─── Task material ───

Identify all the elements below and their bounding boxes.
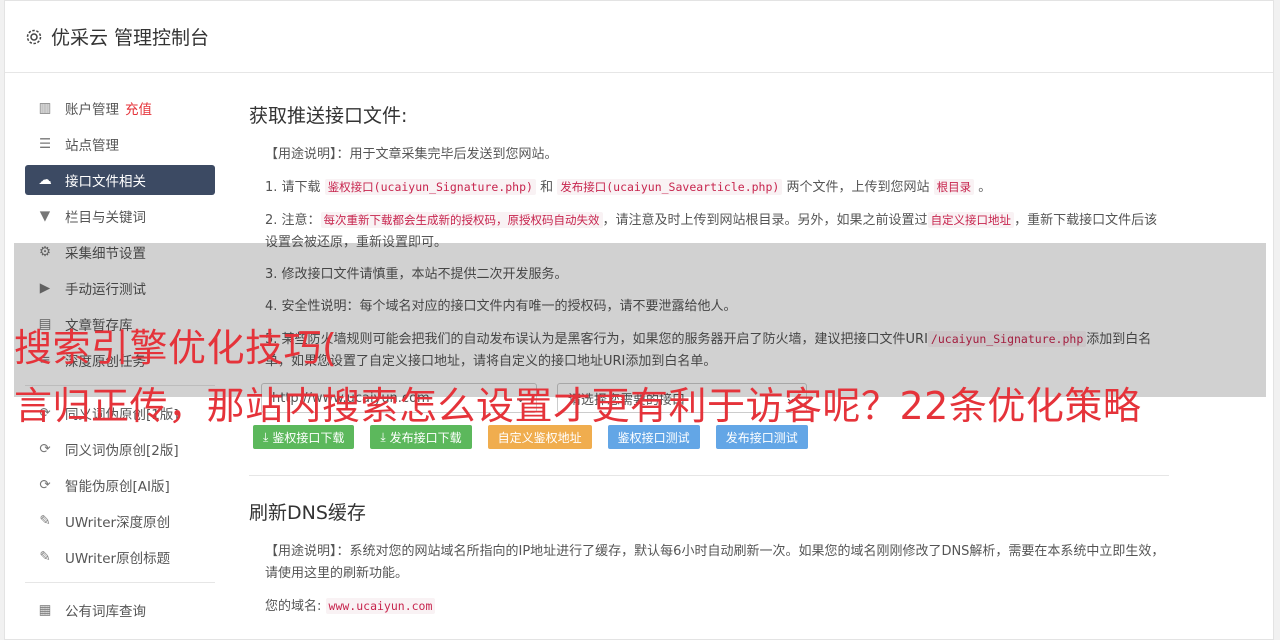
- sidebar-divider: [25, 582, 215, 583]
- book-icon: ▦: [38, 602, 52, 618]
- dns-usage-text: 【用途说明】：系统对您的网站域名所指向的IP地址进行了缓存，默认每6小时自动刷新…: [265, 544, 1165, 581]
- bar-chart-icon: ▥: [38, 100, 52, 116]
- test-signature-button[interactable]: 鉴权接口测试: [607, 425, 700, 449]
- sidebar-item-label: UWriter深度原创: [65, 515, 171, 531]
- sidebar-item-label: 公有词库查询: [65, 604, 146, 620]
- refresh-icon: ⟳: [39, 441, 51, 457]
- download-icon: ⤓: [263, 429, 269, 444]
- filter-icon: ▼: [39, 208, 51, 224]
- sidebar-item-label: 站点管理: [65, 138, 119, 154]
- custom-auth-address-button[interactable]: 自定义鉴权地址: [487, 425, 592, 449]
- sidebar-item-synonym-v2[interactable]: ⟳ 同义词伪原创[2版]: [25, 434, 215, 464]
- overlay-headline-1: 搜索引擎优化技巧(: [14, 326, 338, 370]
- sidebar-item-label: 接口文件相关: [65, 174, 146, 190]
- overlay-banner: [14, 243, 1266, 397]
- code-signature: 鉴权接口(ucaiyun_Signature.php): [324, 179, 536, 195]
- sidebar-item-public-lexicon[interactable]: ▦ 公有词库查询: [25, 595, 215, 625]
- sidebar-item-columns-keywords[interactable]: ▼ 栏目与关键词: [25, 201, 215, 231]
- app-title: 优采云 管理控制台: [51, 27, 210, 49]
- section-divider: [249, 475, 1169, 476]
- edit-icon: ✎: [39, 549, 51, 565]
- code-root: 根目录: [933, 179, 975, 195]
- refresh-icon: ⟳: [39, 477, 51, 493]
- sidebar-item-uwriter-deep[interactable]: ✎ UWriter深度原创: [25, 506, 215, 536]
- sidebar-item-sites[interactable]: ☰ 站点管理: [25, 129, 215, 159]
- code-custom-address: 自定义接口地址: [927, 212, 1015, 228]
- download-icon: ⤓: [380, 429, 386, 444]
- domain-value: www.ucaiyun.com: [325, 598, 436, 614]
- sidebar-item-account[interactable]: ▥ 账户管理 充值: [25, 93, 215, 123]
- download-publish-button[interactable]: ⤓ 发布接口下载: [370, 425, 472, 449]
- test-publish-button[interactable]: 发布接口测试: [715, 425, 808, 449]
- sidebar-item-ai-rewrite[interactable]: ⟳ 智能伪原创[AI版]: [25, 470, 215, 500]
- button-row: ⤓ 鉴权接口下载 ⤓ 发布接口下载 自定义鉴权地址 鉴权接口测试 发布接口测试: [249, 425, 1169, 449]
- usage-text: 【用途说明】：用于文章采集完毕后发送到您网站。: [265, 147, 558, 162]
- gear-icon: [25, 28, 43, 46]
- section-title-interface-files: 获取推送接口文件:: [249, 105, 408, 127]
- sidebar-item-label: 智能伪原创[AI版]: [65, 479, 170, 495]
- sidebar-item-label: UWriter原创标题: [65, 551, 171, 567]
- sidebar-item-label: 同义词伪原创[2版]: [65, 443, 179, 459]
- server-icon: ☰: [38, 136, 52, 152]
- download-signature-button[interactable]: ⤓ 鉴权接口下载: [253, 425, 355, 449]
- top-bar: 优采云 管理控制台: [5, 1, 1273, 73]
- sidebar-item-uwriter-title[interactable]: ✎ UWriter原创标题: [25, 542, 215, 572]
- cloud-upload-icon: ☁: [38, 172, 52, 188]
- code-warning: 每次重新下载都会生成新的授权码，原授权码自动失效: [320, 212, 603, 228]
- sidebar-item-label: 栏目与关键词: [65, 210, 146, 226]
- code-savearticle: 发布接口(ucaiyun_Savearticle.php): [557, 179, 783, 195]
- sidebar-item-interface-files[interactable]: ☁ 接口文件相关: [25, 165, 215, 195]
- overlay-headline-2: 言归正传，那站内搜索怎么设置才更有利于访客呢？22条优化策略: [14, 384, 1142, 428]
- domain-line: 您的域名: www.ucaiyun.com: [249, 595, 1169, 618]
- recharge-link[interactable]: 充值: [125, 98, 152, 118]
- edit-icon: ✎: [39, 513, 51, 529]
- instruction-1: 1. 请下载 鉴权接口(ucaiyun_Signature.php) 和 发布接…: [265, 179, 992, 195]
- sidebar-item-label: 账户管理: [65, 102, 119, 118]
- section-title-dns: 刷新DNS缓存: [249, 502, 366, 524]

───

## Problem to solve
Count the lines in the listing above that contain the string "download", treating uppercase and lowercase as different. Give only the number.

## The completed task
4